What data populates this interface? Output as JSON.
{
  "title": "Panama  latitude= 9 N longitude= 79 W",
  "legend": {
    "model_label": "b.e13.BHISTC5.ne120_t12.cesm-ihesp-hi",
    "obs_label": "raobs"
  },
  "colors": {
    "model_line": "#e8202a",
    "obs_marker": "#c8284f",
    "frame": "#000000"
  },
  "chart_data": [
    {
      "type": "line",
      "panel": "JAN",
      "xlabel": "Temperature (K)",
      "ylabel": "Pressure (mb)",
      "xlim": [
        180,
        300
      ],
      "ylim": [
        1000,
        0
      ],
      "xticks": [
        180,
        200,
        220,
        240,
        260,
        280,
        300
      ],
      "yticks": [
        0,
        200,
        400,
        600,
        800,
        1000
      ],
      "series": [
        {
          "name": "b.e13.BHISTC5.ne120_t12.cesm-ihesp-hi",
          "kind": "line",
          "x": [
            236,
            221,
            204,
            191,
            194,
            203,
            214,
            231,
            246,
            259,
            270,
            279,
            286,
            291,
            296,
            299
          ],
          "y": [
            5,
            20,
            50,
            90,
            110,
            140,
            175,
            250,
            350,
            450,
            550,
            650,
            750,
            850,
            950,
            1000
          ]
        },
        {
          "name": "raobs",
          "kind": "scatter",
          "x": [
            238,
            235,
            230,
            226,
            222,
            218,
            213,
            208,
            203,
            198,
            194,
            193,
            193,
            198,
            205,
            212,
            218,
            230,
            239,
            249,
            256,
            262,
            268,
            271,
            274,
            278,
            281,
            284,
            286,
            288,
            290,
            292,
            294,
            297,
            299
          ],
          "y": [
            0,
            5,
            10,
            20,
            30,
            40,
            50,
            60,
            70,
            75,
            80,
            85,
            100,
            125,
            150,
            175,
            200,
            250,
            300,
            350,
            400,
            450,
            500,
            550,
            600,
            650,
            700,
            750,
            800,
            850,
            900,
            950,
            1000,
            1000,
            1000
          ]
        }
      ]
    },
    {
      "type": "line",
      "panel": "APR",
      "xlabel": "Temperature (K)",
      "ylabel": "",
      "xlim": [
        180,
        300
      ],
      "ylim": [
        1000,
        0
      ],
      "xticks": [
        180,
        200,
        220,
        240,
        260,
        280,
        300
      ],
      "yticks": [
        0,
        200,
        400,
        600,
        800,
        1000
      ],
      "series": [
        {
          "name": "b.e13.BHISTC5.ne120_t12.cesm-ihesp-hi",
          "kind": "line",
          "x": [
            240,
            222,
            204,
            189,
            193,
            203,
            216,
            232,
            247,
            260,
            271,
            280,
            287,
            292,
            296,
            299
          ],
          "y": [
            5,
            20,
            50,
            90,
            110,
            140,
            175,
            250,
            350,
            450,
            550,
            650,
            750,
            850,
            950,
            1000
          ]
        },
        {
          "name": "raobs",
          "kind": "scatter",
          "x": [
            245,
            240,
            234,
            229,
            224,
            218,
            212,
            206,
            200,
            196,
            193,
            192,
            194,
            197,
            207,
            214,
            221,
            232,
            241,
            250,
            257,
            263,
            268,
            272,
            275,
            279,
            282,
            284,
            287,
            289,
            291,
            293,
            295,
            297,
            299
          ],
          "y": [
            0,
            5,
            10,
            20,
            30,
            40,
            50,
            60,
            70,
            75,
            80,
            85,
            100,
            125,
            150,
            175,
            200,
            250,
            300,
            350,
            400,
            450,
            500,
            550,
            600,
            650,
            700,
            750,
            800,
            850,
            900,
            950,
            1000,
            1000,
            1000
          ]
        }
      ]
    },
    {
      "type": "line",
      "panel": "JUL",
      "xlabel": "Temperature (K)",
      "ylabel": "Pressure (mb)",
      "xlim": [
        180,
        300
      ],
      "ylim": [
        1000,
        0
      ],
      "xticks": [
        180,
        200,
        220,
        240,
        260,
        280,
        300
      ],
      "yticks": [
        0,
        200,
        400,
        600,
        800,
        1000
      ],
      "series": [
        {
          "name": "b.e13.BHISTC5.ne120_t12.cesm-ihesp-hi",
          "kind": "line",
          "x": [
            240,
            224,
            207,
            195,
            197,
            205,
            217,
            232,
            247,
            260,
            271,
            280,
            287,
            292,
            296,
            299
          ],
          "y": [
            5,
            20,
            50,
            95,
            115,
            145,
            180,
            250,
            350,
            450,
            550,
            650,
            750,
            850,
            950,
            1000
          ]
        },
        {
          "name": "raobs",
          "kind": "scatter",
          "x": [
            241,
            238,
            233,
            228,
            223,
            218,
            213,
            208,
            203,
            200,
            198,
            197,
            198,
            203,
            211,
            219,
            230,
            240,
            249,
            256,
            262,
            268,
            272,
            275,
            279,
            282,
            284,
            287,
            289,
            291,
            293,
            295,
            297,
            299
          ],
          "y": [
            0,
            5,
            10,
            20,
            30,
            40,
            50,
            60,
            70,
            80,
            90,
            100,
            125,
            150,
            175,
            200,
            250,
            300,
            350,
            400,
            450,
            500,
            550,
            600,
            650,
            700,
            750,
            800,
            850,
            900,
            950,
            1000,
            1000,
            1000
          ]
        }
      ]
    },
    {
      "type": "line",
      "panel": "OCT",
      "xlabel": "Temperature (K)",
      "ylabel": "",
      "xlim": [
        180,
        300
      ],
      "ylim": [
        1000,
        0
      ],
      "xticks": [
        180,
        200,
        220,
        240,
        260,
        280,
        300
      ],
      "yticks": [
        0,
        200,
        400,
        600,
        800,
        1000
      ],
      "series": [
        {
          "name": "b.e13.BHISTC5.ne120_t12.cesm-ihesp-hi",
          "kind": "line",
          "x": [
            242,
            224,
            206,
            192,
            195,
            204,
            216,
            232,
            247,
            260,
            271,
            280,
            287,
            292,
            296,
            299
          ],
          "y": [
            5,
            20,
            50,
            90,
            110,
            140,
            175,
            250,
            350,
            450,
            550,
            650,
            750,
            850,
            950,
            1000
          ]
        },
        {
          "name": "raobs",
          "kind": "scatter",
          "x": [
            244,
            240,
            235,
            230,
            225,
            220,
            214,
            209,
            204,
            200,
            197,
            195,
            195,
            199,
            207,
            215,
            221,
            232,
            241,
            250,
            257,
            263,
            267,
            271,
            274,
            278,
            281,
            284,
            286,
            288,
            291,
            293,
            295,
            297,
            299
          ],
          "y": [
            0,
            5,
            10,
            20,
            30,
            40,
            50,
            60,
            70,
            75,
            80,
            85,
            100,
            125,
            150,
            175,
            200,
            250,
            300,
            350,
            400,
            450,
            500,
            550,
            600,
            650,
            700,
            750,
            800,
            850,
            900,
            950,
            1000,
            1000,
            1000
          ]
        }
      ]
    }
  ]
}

## Objective
Recopy all the lines exactly as they appear.

## Exercise response
What data populates this interface? Output as JSON.
{
  "title": "Panama  latitude= 9 N longitude= 79 W",
  "legend": {
    "model_label": "b.e13.BHISTC5.ne120_t12.cesm-ihesp-hi",
    "obs_label": "raobs"
  },
  "colors": {
    "model_line": "#e8202a",
    "obs_marker": "#c8284f",
    "frame": "#000000"
  },
  "chart_data": [
    {
      "type": "line",
      "panel": "JAN",
      "xlabel": "Temperature (K)",
      "ylabel": "Pressure (mb)",
      "xlim": [
        180,
        300
      ],
      "ylim": [
        1000,
        0
      ],
      "xticks": [
        180,
        200,
        220,
        240,
        260,
        280,
        300
      ],
      "yticks": [
        0,
        200,
        400,
        600,
        800,
        1000
      ],
      "series": [
        {
          "name": "b.e13.BHISTC5.ne120_t12.cesm-ihesp-hi",
          "kind": "line",
          "x": [
            236,
            221,
            204,
            191,
            194,
            203,
            214,
            231,
            246,
            259,
            270,
            279,
            286,
            291,
            296,
            299
          ],
          "y": [
            5,
            20,
            50,
            90,
            110,
            140,
            175,
            250,
            350,
            450,
            550,
            650,
            750,
            850,
            950,
            1000
          ]
        },
        {
          "name": "raobs",
          "kind": "scatter",
          "x": [
            238,
            235,
            230,
            226,
            222,
            218,
            213,
            208,
            203,
            198,
            194,
            193,
            193,
            198,
            205,
            212,
            218,
            230,
            239,
            249,
            256,
            262,
            268,
            271,
            274,
            278,
            281,
            284,
            286,
            288,
            290,
            292,
            294,
            297,
            299
          ],
          "y": [
            0,
            5,
            10,
            20,
            30,
            40,
            50,
            60,
            70,
            75,
            80,
            85,
            100,
            125,
            150,
            175,
            200,
            250,
            300,
            350,
            400,
            450,
            500,
            550,
            600,
            650,
            700,
            750,
            800,
            850,
            900,
            950,
            1000,
            1000,
            1000
          ]
        }
      ]
    },
    {
      "type": "line",
      "panel": "APR",
      "xlabel": "Temperature (K)",
      "ylabel": "",
      "xlim": [
        180,
        300
      ],
      "ylim": [
        1000,
        0
      ],
      "xticks": [
        180,
        200,
        220,
        240,
        260,
        280,
        300
      ],
      "yticks": [
        0,
        200,
        400,
        600,
        800,
        1000
      ],
      "series": [
        {
          "name": "b.e13.BHISTC5.ne120_t12.cesm-ihesp-hi",
          "kind": "line",
          "x": [
            240,
            222,
            204,
            189,
            193,
            203,
            216,
            232,
            247,
            260,
            271,
            280,
            287,
            292,
            296,
            299
          ],
          "y": [
            5,
            20,
            50,
            90,
            110,
            140,
            175,
            250,
            350,
            450,
            550,
            650,
            750,
            850,
            950,
            1000
          ]
        },
        {
          "name": "raobs",
          "kind": "scatter",
          "x": [
            245,
            240,
            234,
            229,
            224,
            218,
            212,
            206,
            200,
            196,
            193,
            192,
            194,
            197,
            207,
            214,
            221,
            232,
            241,
            250,
            257,
            263,
            268,
            272,
            275,
            279,
            282,
            284,
            287,
            289,
            291,
            293,
            295,
            297,
            299
          ],
          "y": [
            0,
            5,
            10,
            20,
            30,
            40,
            50,
            60,
            70,
            75,
            80,
            85,
            100,
            125,
            150,
            175,
            200,
            250,
            300,
            350,
            400,
            450,
            500,
            550,
            600,
            650,
            700,
            750,
            800,
            850,
            900,
            950,
            1000,
            1000,
            1000
          ]
        }
      ]
    },
    {
      "type": "line",
      "panel": "JUL",
      "xlabel": "Temperature (K)",
      "ylabel": "Pressure (mb)",
      "xlim": [
        180,
        300
      ],
      "ylim": [
        1000,
        0
      ],
      "xticks": [
        180,
        200,
        220,
        240,
        260,
        280,
        300
      ],
      "yticks": [
        0,
        200,
        400,
        600,
        800,
        1000
      ],
      "series": [
        {
          "name": "b.e13.BHISTC5.ne120_t12.cesm-ihesp-hi",
          "kind": "line",
          "x": [
            240,
            224,
            207,
            195,
            197,
            205,
            217,
            232,
            247,
            260,
            271,
            280,
            287,
            292,
            296,
            299
          ],
          "y": [
            5,
            20,
            50,
            95,
            115,
            145,
            180,
            250,
            350,
            450,
            550,
            650,
            750,
            850,
            950,
            1000
          ]
        },
        {
          "name": "raobs",
          "kind": "scatter",
          "x": [
            241,
            238,
            233,
            228,
            223,
            218,
            213,
            208,
            203,
            200,
            198,
            197,
            198,
            203,
            211,
            219,
            230,
            240,
            249,
            256,
            262,
            268,
            272,
            275,
            279,
            282,
            284,
            287,
            289,
            291,
            293,
            295,
            297,
            299
          ],
          "y": [
            0,
            5,
            10,
            20,
            30,
            40,
            50,
            60,
            70,
            80,
            90,
            100,
            125,
            150,
            175,
            200,
            250,
            300,
            350,
            400,
            450,
            500,
            550,
            600,
            650,
            700,
            750,
            800,
            850,
            900,
            950,
            1000,
            1000,
            1000
          ]
        }
      ]
    },
    {
      "type": "line",
      "panel": "OCT",
      "xlabel": "Temperature (K)",
      "ylabel": "",
      "xlim": [
        180,
        300
      ],
      "ylim": [
        1000,
        0
      ],
      "xticks": [
        180,
        200,
        220,
        240,
        260,
        280,
        300
      ],
      "yticks": [
        0,
        200,
        400,
        600,
        800,
        1000
      ],
      "series": [
        {
          "name": "b.e13.BHISTC5.ne120_t12.cesm-ihesp-hi",
          "kind": "line",
          "x": [
            242,
            224,
            206,
            192,
            195,
            204,
            216,
            232,
            247,
            260,
            271,
            280,
            287,
            292,
            296,
            299
          ],
          "y": [
            5,
            20,
            50,
            90,
            110,
            140,
            175,
            250,
            350,
            450,
            550,
            650,
            750,
            850,
            950,
            1000
          ]
        },
        {
          "name": "raobs",
          "kind": "scatter",
          "x": [
            244,
            240,
            235,
            230,
            225,
            220,
            214,
            209,
            204,
            200,
            197,
            195,
            195,
            199,
            207,
            215,
            221,
            232,
            241,
            250,
            257,
            263,
            267,
            271,
            274,
            278,
            281,
            284,
            286,
            288,
            291,
            293,
            295,
            297,
            299
          ],
          "y": [
            0,
            5,
            10,
            20,
            30,
            40,
            50,
            60,
            70,
            75,
            80,
            85,
            100,
            125,
            150,
            175,
            200,
            250,
            300,
            350,
            400,
            450,
            500,
            550,
            600,
            650,
            700,
            750,
            800,
            850,
            900,
            950,
            1000,
            1000,
            1000
          ]
        }
      ]
    }
  ]
}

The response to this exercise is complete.